-------- TASK INPUTS

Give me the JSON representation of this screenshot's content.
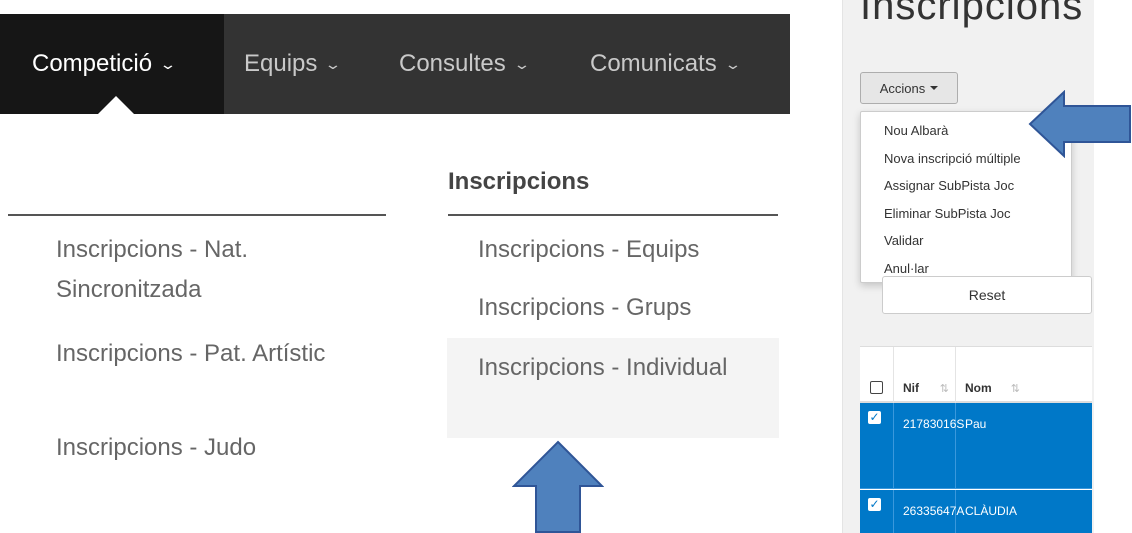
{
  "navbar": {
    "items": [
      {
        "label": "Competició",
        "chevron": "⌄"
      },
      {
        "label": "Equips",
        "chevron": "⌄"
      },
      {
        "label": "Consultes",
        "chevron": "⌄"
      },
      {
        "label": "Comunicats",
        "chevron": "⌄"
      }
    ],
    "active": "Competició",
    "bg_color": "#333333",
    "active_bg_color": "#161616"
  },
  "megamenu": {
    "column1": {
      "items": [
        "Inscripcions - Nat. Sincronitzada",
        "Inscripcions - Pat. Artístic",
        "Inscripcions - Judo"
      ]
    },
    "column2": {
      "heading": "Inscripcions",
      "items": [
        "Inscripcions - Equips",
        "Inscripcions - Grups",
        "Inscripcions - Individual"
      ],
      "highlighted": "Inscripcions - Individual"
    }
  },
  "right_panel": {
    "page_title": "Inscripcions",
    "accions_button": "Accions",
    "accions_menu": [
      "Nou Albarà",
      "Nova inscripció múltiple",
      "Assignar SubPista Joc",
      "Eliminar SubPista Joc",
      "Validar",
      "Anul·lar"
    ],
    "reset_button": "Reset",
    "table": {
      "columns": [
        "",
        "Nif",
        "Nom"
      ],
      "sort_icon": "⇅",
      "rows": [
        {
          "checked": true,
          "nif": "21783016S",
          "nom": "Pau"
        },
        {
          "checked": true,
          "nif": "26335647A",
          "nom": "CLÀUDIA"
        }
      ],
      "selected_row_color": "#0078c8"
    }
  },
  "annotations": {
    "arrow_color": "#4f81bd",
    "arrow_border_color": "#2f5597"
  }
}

----------------
-------- TASK INPUTS

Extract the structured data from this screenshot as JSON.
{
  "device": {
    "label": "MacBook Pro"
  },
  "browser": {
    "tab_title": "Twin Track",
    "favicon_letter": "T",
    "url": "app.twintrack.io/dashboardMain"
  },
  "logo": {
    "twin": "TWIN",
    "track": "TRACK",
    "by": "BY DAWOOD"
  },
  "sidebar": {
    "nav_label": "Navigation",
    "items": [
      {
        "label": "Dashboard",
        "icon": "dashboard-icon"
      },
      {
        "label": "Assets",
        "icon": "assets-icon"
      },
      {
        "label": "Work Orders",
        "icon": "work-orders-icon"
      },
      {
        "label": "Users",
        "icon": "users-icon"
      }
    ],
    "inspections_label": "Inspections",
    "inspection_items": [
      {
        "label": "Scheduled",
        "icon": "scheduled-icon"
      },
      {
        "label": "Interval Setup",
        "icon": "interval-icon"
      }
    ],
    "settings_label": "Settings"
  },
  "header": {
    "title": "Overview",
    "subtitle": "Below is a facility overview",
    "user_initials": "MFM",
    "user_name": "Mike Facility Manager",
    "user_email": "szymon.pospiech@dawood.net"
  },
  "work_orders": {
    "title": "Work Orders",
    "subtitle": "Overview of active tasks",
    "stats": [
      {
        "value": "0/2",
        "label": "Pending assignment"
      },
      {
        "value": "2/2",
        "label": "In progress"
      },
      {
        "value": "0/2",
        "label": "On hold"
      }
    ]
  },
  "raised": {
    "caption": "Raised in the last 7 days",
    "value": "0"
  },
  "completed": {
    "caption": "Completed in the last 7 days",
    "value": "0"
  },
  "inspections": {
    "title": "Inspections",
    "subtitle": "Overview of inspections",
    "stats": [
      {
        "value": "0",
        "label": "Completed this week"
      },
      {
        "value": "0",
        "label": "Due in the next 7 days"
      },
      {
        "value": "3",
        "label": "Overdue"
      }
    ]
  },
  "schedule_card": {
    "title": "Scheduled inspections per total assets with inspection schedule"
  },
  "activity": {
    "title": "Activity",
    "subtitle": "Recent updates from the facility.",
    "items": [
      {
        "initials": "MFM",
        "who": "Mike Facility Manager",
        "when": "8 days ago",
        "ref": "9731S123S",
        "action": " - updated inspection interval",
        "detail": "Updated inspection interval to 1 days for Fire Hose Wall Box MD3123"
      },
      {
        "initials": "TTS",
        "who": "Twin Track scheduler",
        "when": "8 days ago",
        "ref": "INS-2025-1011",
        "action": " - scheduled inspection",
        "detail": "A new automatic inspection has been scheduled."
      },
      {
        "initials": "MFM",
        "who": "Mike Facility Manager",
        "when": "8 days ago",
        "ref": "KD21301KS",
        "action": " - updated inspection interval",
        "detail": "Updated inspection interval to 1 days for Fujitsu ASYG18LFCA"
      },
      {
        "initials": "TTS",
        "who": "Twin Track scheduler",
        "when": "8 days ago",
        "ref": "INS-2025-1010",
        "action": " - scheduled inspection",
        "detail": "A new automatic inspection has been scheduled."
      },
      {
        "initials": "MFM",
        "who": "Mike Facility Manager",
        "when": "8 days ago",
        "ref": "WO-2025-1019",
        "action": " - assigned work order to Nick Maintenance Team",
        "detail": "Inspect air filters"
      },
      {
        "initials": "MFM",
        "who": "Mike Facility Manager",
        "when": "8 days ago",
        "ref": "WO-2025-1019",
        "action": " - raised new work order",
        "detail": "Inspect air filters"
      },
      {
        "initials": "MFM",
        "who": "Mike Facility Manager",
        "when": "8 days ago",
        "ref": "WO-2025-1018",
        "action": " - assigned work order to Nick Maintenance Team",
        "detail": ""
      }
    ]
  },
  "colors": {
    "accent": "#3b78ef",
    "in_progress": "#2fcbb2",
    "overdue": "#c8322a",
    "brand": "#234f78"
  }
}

----------------

From the entries above, collect every line with the string "Inscripcions" in it.

        "Inscripcions - Nat. Sincronitzada",
        "Inscripcions - Pat. Artístic",
        "Inscripcions - Judo"
      "heading": "Inscripcions",
        "Inscripcions - Equips",
        "Inscripcions - Grups",
        "Inscripcions - Individual"
      "highlighted": "Inscripcions - Individual"
    "page_title": "Inscripcions",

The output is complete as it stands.